Exercise: Write out each record below exactly as it appears, with no pictures.

Records for the exercise:
==========
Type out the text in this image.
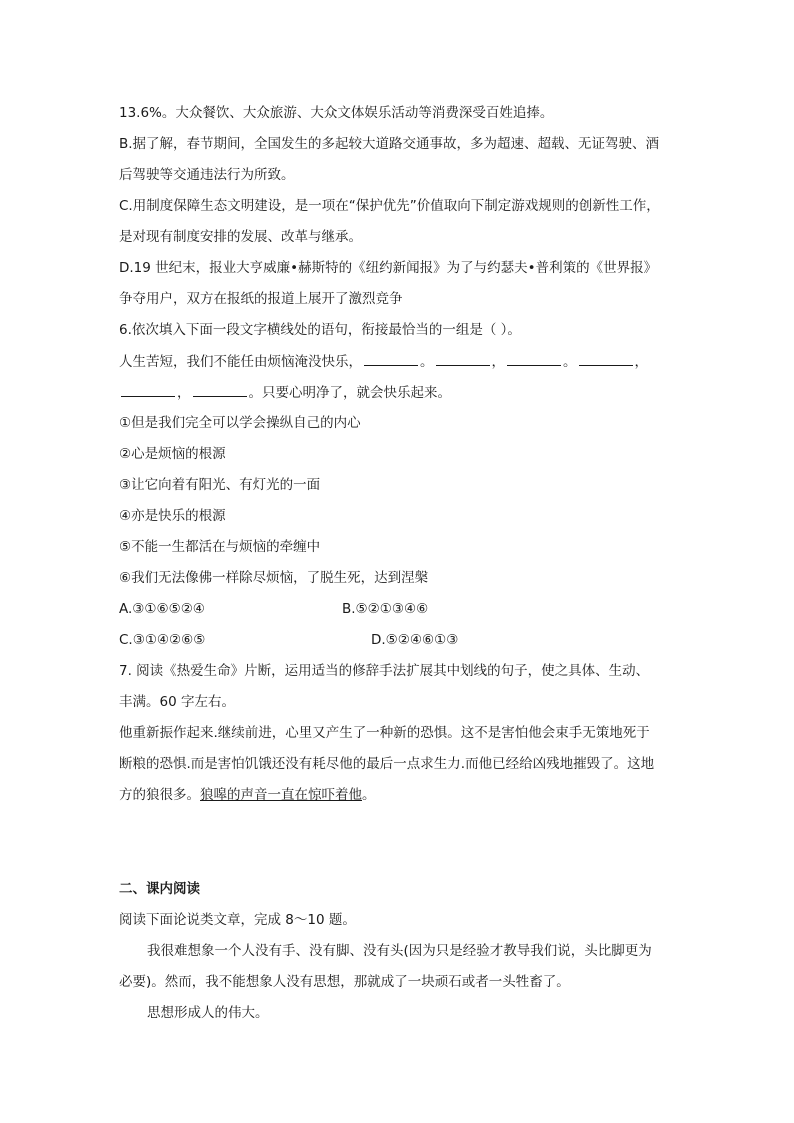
13.6%。大众餐饮、大众旅游、大众文体娱乐活动等消费深受百姓追捧。
B.据了解，春节期间，全国发生的多起较大道路交通事故，多为超速、超载、无证驾驶、酒
后驾驶等交通违法行为所致。
C.用制度保障生态文明建设，是一项在“保护优先”价值取向下制定游戏规则的创新性工作，
是对现有制度安排的发展、改革与继承。
D.19 世纪末，报业大亨威廉•赫斯特的《纽约新闻报》为了与约瑟夫•普利策的《世界报》
争夺用户，双方在报纸的报道上展开了激烈竞争
6.依次填入下面一段文字横线处的语句，衔接最恰当的一组是（ ）。
人生苦短，我们不能任由烦恼淹没快乐，	。	，	。	，
，	。只要心明净了，就会快乐起来。
①但是我们完全可以学会操纵自己的内心
②心是烦恼的根源
③让它向着有阳光、有灯光的一面
④亦是快乐的根源
⑤不能一生都活在与烦恼的牵缠中
⑥我们无法像佛一样除尽烦恼，了脱生死，达到涅槃
A.③①⑥⑤②④	B.⑤②①③④⑥
C.③①④②⑥⑤	D.⑤②④⑥①③
7. 阅读《热爱生命》片断，运用适当的修辞手法扩展其中划线的句子，使之具体、生动、
丰满。60 字左右。
他重新振作起来.继续前进，心里又产生了一种新的恐惧。这不是害怕他会束手无策地死于
断粮的恐惧.而是害怕饥饿还没有耗尽他的最后一点求生力.而他已经给凶残地摧毁了。这地
方的狼很多。狼嗥的声音一直在惊吓着他。
二、课内阅读
阅读下面论说类文章，完成 8～10 题。
我很难想象一个人没有手、没有脚、没有头(因为只是经验才教导我们说，头比脚更为
必要)。然而，我不能想象人没有思想，那就成了一块顽石或者一头牲畜了。
思想形成人的伟大。
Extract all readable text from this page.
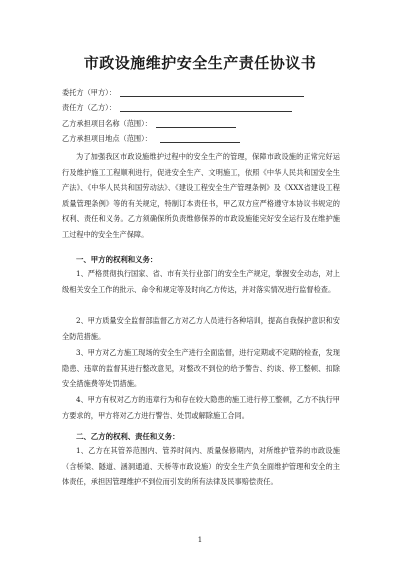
市政设施维护安全生产责任协议书
委托方（甲方）：
责任方（乙方）：
乙方承担项目名称（范围）：
乙方承担项目地点（范围）：
为了加强我区市政设施维护过程中的安全生产的管理，保障市政设施的正常完好运行及维护施工工程顺利进行，促进安全生产、文明施工，依照《中华人民共和国安全生产法》、《中华人民共和国劳动法》、《建设工程安全生产管理条例》及《XXX省建设工程质量管理条例》等的有关规定，特制订本责任书，甲乙双方应严格遵守本协议书规定的权利、责任和义务。乙方须确保所负责维修保养的市政设施能完好安全运行及在维护施工过程中的安全生产保障。
一、甲方的权利和义务：
1、严格贯彻执行国家、省、市有关行业部门的安全生产规定，掌握安全动态，对上级相关安全工作的批示、命令和规定等及时向乙方传达，并对落实情况进行监督检查。
2、甲方质量安全监督部监督乙方对乙方人员进行各种培训，提高自我保护意识和安全防范措施。
3、甲方对乙方施工现场的安全生产进行全面监督，进行定期或不定期的检查，发现隐患、违章的监督其进行整改意见，对整改不到位的给予警告、约谈、停工整顿、扣除安全措施费等处罚措施。
4、甲方有权对乙方的违章行为和存在较大隐患的施工进行停工整顿，乙方不执行甲方要求的，甲方将对乙方进行警告、处罚或解除施工合同。
二、乙方的权利、责任和义务：
1、乙方在其管养范围内、管养时间内、质量保修期内，对所维护管养的市政设施（含桥梁、隧道、涵洞通道、天桥等市政设施）的安全生产负全面维护管理和安全的主体责任，承担因管理维护不到位而引发的所有法律及民事赔偿责任。
1
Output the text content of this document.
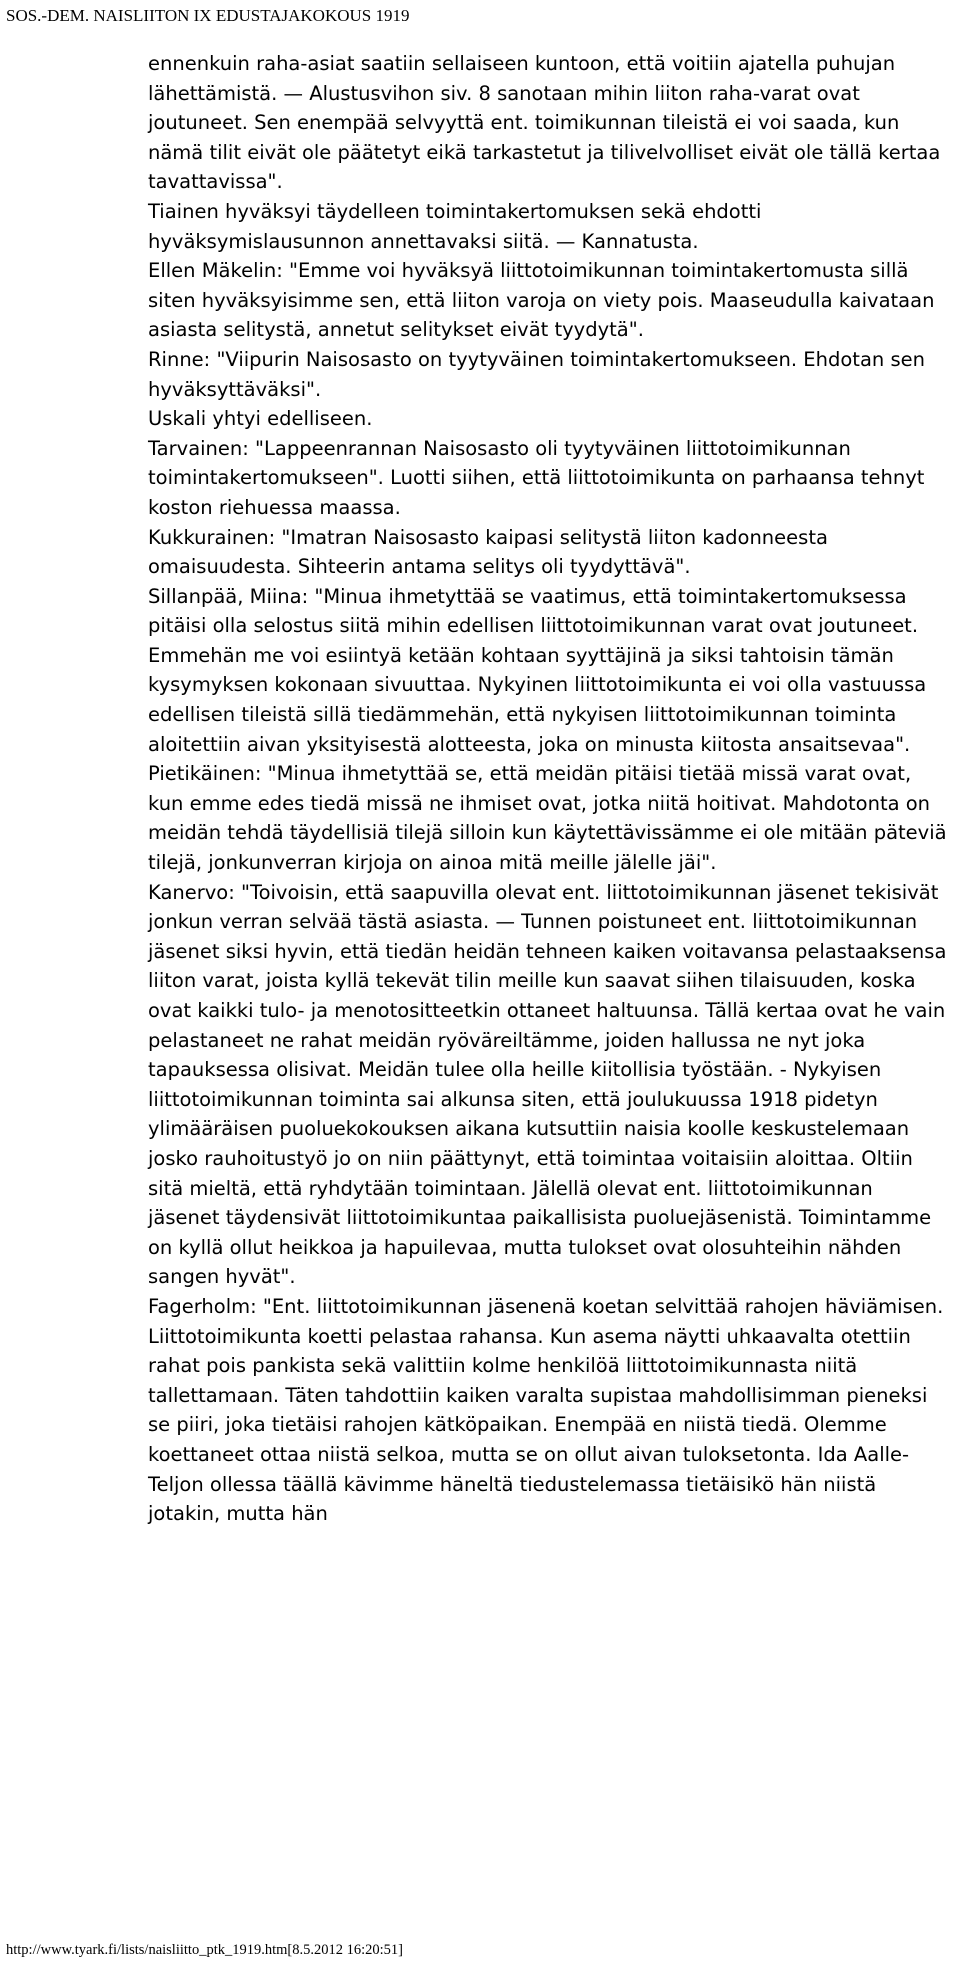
SOS.-DEM. NAISLIITON IX EDUSTAJAKOKOUS 1919

ennenkuin raha-asiat saatiin sellaiseen kuntoon, että voitiin ajatella puhujan lähettämistä. — Alustusvihon siv. 8 sanotaan mihin liiton raha-varat ovat joutuneet. Sen enempää selvyyttä ent. toimikunnan tileistä ei voi saada, kun nämä tilit eivät ole päätetyt eikä tarkastetut ja tilivelvolliset eivät ole tällä kertaa tavattavissa".

Tiainen hyväksyi täydelleen toimintakertomuksen sekä ehdotti hyväksymislausunnon annettavaksi siitä. — Kannatusta.

Ellen Mäkelin: "Emme voi hyväksyä liittotoimikunnan toimintakertomusta sillä siten hyväksyisimme sen, että liiton varoja on viety pois. Maaseudulla kaivataan asiasta selitystä, annetut selitykset eivät tyydytä".

Rinne: "Viipurin Naisosasto on tyytyväinen toimintakertomukseen. Ehdotan sen hyväksyttäväksi".

Uskali yhtyi edelliseen.

Tarvainen: "Lappeenrannan Naisosasto oli tyytyväinen liittotoimikunnan toimintakertomukseen". Luotti siihen, että liittotoimikunta on parhaansa tehnyt koston riehuessa maassa.

Kukkurainen: "Imatran Naisosasto kaipasi selitystä liiton kadonneesta omaisuudesta. Sihteerin antama selitys oli tyydyttävä".

Sillanpää, Miina: "Minua ihmetyttää se vaatimus, että toimintakertomuksessa pitäisi olla selostus siitä mihin edellisen liittotoimikunnan varat ovat joutuneet. Emmehän me voi esiintyä ketään kohtaan syyttäjinä ja siksi tahtoisin tämän kysymyksen kokonaan sivuuttaa. Nykyinen liittotoimikunta ei voi olla vastuussa edellisen tileistä sillä tiedämmehän, että nykyisen liittotoimikunnan toiminta aloitettiin aivan yksityisestä alotteesta, joka on minusta kiitosta ansaitsevaa".

Pietikäinen: "Minua ihmetyttää se, että meidän pitäisi tietää missä varat ovat, kun emme edes tiedä missä ne ihmiset ovat, jotka niitä hoitivat. Mahdotonta on meidän tehdä täydellisiä tilejä silloin kun käytettävissämme ei ole mitään päteviä tilejä, jonkunverran kirjoja on ainoa mitä meille jälelle jäi".

Kanervo: "Toivoisin, että saapuvilla olevat ent. liittotoimikunnan jäsenet tekisivät jonkun verran selvää tästä asiasta. — Tunnen poistuneet ent. liittotoimikunnan jäsenet siksi hyvin, että tiedän heidän tehneen kaiken voitavansa pelastaaksensa liiton varat, joista kyllä tekevät tilin meille kun saavat siihen tilaisuuden, koska ovat kaikki tulo- ja menotositteetkin ottaneet haltuunsa. Tällä kertaa ovat he vain pelastaneet ne rahat meidän ryöväreiltämme, joiden hallussa ne nyt joka tapauksessa olisivat. Meidän tulee olla heille kiitollisia työstään. - Nykyisen liittotoimikunnan toiminta sai alkunsa siten, että joulukuussa 1918 pidetyn ylimääräisen puoluekokouksen aikana kutsuttiin naisia koolle keskustelemaan josko rauhoitustyö jo on niin päättynyt, että toimintaa voitaisiin aloittaa. Oltiin sitä mieltä, että ryhdytään toimintaan. Jälellä olevat ent. liittotoimikunnan jäsenet täydensivät liittotoimikuntaa paikallisista puoluejäsenistä. Toimintamme on kyllä ollut heikkoa ja hapuilevaa, mutta tulokset ovat olosuhteihin nähden sangen hyvät".

Fagerholm: "Ent. liittotoimikunnan jäsenenä koetan selvittää rahojen häviämisen. Liittotoimikunta koetti pelastaa rahansa. Kun asema näytti uhkaavalta otettiin rahat pois pankista sekä valittiin kolme henkilöä liittotoimikunnasta niitä tallettamaan. Täten tahdottiin kaiken varalta supistaa mahdollisimman pieneksi se piiri, joka tietäisi rahojen kätköpaikan. Enempää en niistä tiedä. Olemme koettaneet ottaa niistä selkoa, mutta se on ollut aivan tuloksetonta. Ida Aalle-Teljon ollessa täällä kävimme häneltä tiedustelemassa tietäisikö hän niistä jotakin, mutta hän

http://www.tyark.fi/lists/naisliitto_ptk_1919.htm[8.5.2012 16:20:51]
==========
Response for this exercise:
Type out the text in this image.
13.6%。大众餐饮、大众旅游、大众文体娱乐活动等消费深受百姓追捧。
B.据了解，春节期间，全国发生的多起较大道路交通事故，多为超速、超载、无证驾驶、酒
后驾驶等交通违法行为所致。
C.用制度保障生态文明建设，是一项在“保护优先”价值取向下制定游戏规则的创新性工作，
是对现有制度安排的发展、改革与继承。
D.19 世纪末，报业大亨威廉•赫斯特的《纽约新闻报》为了与约瑟夫•普利策的《世界报》
争夺用户，双方在报纸的报道上展开了激烈竞争
6.依次填入下面一段文字横线处的语句，衔接最恰当的一组是（ ）。
人生苦短，我们不能任由烦恼淹没快乐，	。	，	。	，
，	。只要心明净了，就会快乐起来。
①但是我们完全可以学会操纵自己的内心
②心是烦恼的根源
③让它向着有阳光、有灯光的一面
④亦是快乐的根源
⑤不能一生都活在与烦恼的牵缠中
⑥我们无法像佛一样除尽烦恼，了脱生死，达到涅槃
A.③①⑥⑤②④	B.⑤②①③④⑥
C.③①④②⑥⑤	D.⑤②④⑥①③
7. 阅读《热爱生命》片断，运用适当的修辞手法扩展其中划线的句子，使之具体、生动、
丰满。60 字左右。
他重新振作起来.继续前进，心里又产生了一种新的恐惧。这不是害怕他会束手无策地死于
断粮的恐惧.而是害怕饥饿还没有耗尽他的最后一点求生力.而他已经给凶残地摧毁了。这地
方的狼很多。狼嗥的声音一直在惊吓着他。
二、课内阅读
阅读下面论说类文章，完成 8～10 题。
我很难想象一个人没有手、没有脚、没有头(因为只是经验才教导我们说，头比脚更为
必要)。然而，我不能想象人没有思想，那就成了一块顽石或者一头牲畜了。
思想形成人的伟大。
Extract all readable text from this page.
市政设施维护安全生产责任协议书
委托方（甲方）：
责任方（乙方）：
乙方承担项目名称（范围）：
乙方承担项目地点（范围）：
为了加强我区市政设施维护过程中的安全生产的管理，保障市政设施的正常完好运行及维护施工工程顺利进行，促进安全生产、文明施工，依照《中华人民共和国安全生产法》、《中华人民共和国劳动法》、《建设工程安全生产管理条例》及《XXX省建设工程质量管理条例》等的有关规定，特制订本责任书，甲乙双方应严格遵守本协议书规定的权利、责任和义务。乙方须确保所负责维修保养的市政设施能完好安全运行及在维护施工过程中的安全生产保障。
一、甲方的权利和义务：
1、严格贯彻执行国家、省、市有关行业部门的安全生产规定，掌握安全动态，对上级相关安全工作的批示、命令和规定等及时向乙方传达，并对落实情况进行监督检查。
2、甲方质量安全监督部监督乙方对乙方人员进行各种培训，提高自我保护意识和安全防范措施。
3、甲方对乙方施工现场的安全生产进行全面监督，进行定期或不定期的检查，发现隐患、违章的监督其进行整改意见，对整改不到位的给予警告、约谈、停工整顿、扣除安全措施费等处罚措施。
4、甲方有权对乙方的违章行为和存在较大隐患的施工进行停工整顿，乙方不执行甲方要求的，甲方将对乙方进行警告、处罚或解除施工合同。
二、乙方的权利、责任和义务：
1、乙方在其管养范围内、管养时间内、质量保修期内，对所维护管养的市政设施（含桥梁、隧道、涵洞通道、天桥等市政设施）的安全生产负全面维护管理和安全的主体责任，承担因管理维护不到位而引发的所有法律及民事赔偿责任。
1
Output the text content of this document.
SOS.-DEM. NAISLIITON IX EDUSTAJAKOKOUS 1919

ennenkuin raha-asiat saatiin sellaiseen kuntoon, että voitiin ajatella puhujan lähettämistä. — Alustusvihon siv. 8 sanotaan mihin liiton raha-varat ovat joutuneet. Sen enempää selvyyttä ent. toimikunnan tileistä ei voi saada, kun nämä tilit eivät ole päätetyt eikä tarkastetut ja tilivelvolliset eivät ole tällä kertaa tavattavissa".

Tiainen hyväksyi täydelleen toimintakertomuksen sekä ehdotti hyväksymislausunnon annettavaksi siitä. — Kannatusta.

Ellen Mäkelin: "Emme voi hyväksyä liittotoimikunnan toimintakertomusta sillä siten hyväksyisimme sen, että liiton varoja on viety pois. Maaseudulla kaivataan asiasta selitystä, annetut selitykset eivät tyydytä".

Rinne: "Viipurin Naisosasto on tyytyväinen toimintakertomukseen. Ehdotan sen hyväksyttäväksi".

Uskali yhtyi edelliseen.

Tarvainen: "Lappeenrannan Naisosasto oli tyytyväinen liittotoimikunnan toimintakertomukseen". Luotti siihen, että liittotoimikunta on parhaansa tehnyt koston riehuessa maassa.

Kukkurainen: "Imatran Naisosasto kaipasi selitystä liiton kadonneesta omaisuudesta. Sihteerin antama selitys oli tyydyttävä".

Sillanpää, Miina: "Minua ihmetyttää se vaatimus, että toimintakertomuksessa pitäisi olla selostus siitä mihin edellisen liittotoimikunnan varat ovat joutuneet. Emmehän me voi esiintyä ketään kohtaan syyttäjinä ja siksi tahtoisin tämän kysymyksen kokonaan sivuuttaa. Nykyinen liittotoimikunta ei voi olla vastuussa edellisen tileistä sillä tiedämmehän, että nykyisen liittotoimikunnan toiminta aloitettiin aivan yksityisestä alotteesta, joka on minusta kiitosta ansaitsevaa".

Pietikäinen: "Minua ihmetyttää se, että meidän pitäisi tietää missä varat ovat, kun emme edes tiedä missä ne ihmiset ovat, jotka niitä hoitivat. Mahdotonta on meidän tehdä täydellisiä tilejä silloin kun käytettävissämme ei ole mitään päteviä tilejä, jonkunverran kirjoja on ainoa mitä meille jälelle jäi".

Kanervo: "Toivoisin, että saapuvilla olevat ent. liittotoimikunnan jäsenet tekisivät jonkun verran selvää tästä asiasta. — Tunnen poistuneet ent. liittotoimikunnan jäsenet siksi hyvin, että tiedän heidän tehneen kaiken voitavansa pelastaaksensa liiton varat, joista kyllä tekevät tilin meille kun saavat siihen tilaisuuden, koska ovat kaikki tulo- ja menotositteetkin ottaneet haltuunsa. Tällä kertaa ovat he vain pelastaneet ne rahat meidän ryöväreiltämme, joiden hallussa ne nyt joka tapauksessa olisivat. Meidän tulee olla heille kiitollisia työstään. - Nykyisen liittotoimikunnan toiminta sai alkunsa siten, että joulukuussa 1918 pidetyn ylimääräisen puoluekokouksen aikana kutsuttiin naisia koolle keskustelemaan josko rauhoitustyö jo on niin päättynyt, että toimintaa voitaisiin aloittaa. Oltiin sitä mieltä, että ryhdytään toimintaan. Jälellä olevat ent. liittotoimikunnan jäsenet täydensivät liittotoimikuntaa paikallisista puoluejäsenistä. Toimintamme on kyllä ollut heikkoa ja hapuilevaa, mutta tulokset ovat olosuhteihin nähden sangen hyvät".

Fagerholm: "Ent. liittotoimikunnan jäsenenä koetan selvittää rahojen häviämisen. Liittotoimikunta koetti pelastaa rahansa. Kun asema näytti uhkaavalta otettiin rahat pois pankista sekä valittiin kolme henkilöä liittotoimikunnasta niitä tallettamaan. Täten tahdottiin kaiken varalta supistaa mahdollisimman pieneksi se piiri, joka tietäisi rahojen kätköpaikan. Enempää en niistä tiedä. Olemme koettaneet ottaa niistä selkoa, mutta se on ollut aivan tuloksetonta. Ida Aalle-Teljon ollessa täällä kävimme häneltä tiedustelemassa tietäisikö hän niistä jotakin, mutta hän

http://www.tyark.fi/lists/naisliitto_ptk_1919.htm[8.5.2012 16:20:51]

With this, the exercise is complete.